● Task directions
Identify each line below containing the string "cash" and copy it.

● Data extract
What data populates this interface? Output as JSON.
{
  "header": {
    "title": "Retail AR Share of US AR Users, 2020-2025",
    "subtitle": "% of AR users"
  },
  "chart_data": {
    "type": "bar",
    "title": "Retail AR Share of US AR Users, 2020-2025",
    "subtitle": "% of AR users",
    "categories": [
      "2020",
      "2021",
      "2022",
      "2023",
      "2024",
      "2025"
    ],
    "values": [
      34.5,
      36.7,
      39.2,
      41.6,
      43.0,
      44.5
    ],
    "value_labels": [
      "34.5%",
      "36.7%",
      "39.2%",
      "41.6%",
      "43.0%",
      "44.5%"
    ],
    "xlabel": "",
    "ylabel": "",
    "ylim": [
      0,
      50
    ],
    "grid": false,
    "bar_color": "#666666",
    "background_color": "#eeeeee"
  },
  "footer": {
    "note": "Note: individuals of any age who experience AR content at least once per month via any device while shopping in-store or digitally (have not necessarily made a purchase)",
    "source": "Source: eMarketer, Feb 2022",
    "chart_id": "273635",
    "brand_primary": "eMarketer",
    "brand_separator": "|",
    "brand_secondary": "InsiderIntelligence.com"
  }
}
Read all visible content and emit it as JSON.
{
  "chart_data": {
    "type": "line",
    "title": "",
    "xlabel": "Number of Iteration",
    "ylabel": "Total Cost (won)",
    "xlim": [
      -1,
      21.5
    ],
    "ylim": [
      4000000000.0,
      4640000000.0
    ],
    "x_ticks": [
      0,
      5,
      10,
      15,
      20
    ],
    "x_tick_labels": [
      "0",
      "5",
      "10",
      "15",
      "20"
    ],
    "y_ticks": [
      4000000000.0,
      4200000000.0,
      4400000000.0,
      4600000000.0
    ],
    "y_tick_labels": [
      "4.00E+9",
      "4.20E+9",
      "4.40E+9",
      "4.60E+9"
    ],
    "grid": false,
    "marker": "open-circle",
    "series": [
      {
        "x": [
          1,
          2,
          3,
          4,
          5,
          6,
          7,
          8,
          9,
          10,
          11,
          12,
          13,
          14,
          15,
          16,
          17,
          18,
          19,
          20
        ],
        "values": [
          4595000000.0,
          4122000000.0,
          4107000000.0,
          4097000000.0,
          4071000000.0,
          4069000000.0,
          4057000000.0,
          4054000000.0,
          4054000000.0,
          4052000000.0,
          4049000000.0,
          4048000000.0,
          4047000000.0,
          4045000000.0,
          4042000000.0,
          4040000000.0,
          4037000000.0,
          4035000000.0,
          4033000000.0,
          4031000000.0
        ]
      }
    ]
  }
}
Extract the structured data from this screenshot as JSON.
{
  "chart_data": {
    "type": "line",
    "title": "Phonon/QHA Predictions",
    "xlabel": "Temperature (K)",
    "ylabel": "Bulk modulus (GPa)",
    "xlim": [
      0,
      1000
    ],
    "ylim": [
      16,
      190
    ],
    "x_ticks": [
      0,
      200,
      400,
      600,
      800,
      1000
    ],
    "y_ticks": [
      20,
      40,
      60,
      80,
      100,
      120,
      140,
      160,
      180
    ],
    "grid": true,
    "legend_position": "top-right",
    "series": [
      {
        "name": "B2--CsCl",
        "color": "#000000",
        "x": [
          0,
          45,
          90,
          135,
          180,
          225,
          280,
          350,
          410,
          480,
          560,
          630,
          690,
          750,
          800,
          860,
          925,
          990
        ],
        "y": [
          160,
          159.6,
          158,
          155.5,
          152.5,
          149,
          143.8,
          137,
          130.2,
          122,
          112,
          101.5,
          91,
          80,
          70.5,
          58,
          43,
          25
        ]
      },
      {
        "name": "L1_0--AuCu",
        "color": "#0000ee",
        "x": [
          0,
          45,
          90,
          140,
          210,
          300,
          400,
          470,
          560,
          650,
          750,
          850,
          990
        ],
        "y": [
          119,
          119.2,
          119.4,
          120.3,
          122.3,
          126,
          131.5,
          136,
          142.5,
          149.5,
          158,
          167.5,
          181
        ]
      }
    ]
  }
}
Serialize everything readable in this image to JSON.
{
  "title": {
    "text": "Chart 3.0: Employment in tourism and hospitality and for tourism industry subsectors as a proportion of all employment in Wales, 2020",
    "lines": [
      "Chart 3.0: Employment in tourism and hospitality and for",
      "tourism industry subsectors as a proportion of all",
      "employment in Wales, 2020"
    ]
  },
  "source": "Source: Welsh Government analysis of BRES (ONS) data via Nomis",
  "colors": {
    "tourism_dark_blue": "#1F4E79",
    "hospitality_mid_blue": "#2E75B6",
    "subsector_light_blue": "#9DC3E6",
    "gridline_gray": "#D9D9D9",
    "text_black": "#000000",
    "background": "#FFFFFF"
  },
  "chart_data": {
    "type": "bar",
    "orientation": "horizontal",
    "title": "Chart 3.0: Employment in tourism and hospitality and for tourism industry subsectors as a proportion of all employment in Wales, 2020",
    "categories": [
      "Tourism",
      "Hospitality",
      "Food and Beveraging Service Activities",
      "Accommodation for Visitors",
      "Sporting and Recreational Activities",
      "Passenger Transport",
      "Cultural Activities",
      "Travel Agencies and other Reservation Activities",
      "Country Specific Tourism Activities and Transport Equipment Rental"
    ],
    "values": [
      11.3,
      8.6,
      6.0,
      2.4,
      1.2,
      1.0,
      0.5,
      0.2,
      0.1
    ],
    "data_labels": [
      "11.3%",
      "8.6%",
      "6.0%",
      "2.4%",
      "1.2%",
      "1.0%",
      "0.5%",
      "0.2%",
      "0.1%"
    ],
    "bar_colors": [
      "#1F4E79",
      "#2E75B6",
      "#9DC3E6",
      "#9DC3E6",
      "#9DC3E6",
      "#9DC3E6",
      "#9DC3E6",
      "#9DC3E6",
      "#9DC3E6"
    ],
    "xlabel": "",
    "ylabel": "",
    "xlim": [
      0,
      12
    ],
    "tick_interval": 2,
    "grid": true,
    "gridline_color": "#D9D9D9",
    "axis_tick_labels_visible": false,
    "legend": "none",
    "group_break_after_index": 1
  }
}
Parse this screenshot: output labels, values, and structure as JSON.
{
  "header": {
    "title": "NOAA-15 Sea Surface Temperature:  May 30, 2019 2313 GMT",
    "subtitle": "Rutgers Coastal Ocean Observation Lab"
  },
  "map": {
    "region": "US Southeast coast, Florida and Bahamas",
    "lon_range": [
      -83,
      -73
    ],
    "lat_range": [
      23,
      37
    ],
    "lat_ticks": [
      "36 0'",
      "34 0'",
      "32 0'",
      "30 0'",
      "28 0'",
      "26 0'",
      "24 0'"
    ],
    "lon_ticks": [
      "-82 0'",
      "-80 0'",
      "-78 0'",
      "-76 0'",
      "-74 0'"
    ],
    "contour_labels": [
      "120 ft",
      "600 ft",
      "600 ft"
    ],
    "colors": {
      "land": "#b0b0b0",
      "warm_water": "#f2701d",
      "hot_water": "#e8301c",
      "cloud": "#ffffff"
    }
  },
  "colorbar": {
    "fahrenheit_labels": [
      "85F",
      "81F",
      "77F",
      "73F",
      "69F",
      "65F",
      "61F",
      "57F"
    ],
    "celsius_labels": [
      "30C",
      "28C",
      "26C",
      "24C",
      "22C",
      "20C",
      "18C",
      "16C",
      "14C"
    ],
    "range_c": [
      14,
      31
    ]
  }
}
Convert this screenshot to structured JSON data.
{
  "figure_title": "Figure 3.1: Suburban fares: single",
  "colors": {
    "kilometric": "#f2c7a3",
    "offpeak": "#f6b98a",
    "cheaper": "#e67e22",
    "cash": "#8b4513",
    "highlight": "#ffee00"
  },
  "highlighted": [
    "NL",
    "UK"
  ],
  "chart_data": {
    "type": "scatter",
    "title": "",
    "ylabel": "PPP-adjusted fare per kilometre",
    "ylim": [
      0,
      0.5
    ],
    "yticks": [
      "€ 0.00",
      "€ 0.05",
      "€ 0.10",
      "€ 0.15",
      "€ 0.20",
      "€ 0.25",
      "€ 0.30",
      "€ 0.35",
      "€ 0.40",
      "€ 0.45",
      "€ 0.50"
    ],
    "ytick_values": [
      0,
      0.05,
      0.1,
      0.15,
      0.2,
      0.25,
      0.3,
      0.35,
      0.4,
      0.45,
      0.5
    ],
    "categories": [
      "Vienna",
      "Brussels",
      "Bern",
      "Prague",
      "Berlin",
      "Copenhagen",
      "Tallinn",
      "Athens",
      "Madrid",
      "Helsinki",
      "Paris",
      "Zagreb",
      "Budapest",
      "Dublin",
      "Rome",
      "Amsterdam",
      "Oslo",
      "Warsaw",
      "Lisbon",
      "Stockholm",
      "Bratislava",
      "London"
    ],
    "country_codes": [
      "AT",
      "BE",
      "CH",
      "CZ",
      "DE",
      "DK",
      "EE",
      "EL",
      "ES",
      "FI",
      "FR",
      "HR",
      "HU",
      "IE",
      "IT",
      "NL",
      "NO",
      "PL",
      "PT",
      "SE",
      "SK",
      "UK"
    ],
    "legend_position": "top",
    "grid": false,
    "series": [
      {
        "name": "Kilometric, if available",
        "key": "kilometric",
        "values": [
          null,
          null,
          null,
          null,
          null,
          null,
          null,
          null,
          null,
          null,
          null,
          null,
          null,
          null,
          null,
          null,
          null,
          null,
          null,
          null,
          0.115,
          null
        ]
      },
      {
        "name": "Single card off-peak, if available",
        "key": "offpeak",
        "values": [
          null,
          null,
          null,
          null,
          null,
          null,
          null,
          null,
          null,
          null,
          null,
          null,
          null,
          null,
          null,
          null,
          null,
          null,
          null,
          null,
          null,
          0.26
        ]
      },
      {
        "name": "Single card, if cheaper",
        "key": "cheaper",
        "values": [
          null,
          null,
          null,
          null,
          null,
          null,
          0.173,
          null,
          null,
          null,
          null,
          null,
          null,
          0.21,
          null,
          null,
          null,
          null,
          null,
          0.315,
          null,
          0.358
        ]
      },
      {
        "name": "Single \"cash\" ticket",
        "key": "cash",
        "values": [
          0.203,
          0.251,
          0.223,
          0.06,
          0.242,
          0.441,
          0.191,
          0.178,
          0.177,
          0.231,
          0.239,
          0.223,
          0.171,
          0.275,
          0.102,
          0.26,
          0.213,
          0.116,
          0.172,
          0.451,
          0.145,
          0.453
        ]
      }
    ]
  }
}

● Result
    "cash": "#8b4513",
        "name": "Single \"cash\" ticket",
        "key": "cash",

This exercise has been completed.